--- Begin DATA IN THIS EXERCISE ---
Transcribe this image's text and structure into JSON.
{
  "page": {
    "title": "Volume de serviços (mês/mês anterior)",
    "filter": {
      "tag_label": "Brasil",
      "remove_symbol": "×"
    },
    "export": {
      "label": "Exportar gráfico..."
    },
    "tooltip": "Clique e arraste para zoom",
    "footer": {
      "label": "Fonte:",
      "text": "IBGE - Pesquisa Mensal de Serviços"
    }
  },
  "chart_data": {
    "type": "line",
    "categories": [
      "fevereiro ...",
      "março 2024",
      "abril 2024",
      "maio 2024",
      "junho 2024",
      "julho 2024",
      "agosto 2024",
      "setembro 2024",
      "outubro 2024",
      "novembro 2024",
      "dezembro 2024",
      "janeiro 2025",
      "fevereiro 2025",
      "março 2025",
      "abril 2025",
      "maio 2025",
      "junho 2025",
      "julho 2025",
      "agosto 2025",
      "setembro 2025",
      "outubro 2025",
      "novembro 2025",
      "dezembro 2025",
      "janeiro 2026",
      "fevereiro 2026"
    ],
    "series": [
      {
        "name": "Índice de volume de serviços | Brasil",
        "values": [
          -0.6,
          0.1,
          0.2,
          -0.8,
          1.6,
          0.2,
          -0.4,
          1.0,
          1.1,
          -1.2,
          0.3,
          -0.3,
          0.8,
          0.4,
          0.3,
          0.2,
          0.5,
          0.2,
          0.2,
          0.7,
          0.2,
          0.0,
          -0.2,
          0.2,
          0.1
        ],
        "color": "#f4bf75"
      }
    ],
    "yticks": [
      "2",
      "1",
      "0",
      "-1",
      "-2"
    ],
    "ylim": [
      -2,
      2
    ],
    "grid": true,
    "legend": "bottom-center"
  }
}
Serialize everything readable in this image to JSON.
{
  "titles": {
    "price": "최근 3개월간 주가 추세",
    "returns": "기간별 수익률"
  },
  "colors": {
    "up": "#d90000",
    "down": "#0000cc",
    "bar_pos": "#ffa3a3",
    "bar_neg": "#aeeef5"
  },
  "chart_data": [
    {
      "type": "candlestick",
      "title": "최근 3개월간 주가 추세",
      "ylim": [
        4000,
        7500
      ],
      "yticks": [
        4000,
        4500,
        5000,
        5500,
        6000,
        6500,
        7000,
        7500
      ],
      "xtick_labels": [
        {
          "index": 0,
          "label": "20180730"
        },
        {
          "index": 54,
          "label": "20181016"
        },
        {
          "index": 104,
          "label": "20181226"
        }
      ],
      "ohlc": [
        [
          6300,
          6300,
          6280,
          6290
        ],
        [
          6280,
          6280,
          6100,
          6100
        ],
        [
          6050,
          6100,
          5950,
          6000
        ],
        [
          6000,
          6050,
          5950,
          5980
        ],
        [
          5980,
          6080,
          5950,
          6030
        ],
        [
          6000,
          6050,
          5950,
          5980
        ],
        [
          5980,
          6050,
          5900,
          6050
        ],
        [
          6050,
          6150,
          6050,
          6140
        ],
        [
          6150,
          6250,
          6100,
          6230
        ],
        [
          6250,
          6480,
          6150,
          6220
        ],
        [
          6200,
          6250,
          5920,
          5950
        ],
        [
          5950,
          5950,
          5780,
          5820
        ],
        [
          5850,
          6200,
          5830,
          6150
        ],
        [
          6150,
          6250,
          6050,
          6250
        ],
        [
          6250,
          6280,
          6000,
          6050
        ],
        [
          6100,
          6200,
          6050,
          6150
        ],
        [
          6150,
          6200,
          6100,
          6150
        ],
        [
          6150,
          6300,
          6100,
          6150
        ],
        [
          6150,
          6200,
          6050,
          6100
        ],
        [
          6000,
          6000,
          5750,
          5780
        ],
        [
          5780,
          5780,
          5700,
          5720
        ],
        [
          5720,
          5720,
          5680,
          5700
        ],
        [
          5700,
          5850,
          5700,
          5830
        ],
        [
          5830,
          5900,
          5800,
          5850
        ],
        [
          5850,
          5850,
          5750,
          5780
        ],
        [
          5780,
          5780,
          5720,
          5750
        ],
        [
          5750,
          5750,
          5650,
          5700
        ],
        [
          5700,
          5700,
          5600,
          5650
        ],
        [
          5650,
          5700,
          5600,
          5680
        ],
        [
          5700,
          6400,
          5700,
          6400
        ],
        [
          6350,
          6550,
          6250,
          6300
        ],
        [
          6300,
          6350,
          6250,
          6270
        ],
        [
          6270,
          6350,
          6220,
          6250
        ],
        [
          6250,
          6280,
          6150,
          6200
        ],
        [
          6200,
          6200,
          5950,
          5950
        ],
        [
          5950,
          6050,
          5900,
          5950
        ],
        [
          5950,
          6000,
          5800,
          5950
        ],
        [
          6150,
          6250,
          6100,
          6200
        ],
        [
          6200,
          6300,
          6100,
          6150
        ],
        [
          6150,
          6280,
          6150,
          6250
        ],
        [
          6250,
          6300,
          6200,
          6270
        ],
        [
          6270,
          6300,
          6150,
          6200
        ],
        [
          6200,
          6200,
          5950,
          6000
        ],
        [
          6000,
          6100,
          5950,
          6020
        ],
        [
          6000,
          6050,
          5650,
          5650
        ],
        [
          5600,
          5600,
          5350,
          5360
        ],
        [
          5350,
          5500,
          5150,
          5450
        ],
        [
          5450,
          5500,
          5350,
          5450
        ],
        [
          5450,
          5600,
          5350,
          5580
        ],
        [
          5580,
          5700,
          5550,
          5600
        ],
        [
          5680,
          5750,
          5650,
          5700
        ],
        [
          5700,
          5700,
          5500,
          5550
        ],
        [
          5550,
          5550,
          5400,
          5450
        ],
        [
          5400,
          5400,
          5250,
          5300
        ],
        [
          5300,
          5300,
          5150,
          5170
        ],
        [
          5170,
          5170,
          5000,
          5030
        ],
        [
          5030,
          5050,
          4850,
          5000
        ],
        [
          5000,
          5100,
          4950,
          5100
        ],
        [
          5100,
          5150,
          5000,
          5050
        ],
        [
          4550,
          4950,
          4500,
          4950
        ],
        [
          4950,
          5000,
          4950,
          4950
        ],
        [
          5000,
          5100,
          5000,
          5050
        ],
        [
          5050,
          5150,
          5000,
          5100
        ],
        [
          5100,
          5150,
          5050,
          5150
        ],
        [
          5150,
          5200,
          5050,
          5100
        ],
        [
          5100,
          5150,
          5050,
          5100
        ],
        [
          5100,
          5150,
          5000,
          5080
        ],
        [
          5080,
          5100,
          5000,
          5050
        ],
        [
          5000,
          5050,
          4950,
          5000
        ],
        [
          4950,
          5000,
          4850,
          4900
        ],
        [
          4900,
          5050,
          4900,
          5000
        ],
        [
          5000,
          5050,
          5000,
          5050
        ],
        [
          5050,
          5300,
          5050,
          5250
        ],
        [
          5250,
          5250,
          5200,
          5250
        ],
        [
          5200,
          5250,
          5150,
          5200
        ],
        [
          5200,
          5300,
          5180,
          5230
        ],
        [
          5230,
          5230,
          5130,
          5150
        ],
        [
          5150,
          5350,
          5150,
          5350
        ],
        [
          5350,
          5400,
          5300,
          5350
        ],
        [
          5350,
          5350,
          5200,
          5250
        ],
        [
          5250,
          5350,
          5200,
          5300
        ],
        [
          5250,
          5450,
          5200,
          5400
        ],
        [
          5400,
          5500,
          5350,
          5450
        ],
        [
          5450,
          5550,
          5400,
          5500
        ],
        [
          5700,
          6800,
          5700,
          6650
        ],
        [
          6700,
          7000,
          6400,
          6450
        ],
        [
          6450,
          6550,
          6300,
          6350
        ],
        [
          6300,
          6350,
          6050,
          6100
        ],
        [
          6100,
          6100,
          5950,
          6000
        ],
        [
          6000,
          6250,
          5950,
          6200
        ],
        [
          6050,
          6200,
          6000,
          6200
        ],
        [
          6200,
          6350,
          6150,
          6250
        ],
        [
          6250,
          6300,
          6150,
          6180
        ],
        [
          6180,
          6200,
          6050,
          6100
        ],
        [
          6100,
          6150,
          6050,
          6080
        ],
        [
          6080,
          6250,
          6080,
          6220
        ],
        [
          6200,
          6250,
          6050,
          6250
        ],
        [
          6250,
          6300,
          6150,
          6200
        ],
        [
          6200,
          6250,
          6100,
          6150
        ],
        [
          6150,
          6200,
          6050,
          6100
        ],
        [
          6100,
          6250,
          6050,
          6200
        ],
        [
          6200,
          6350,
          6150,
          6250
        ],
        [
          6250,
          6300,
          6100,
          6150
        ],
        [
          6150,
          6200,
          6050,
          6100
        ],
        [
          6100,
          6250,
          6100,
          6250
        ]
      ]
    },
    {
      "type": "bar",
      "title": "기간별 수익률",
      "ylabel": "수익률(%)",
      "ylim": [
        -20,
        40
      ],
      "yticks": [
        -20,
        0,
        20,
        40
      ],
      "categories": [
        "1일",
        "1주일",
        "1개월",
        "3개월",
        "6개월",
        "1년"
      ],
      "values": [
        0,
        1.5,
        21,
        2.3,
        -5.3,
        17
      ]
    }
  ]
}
--- End DATA IN THIS EXERCISE ---
= DO THIS =
Find all lines with "fevereiro" in them and copy each one.

= SOLUTION FOR THIS EXERCISE =
      "fevereiro ...",
      "fevereiro 2025",
      "fevereiro 2026"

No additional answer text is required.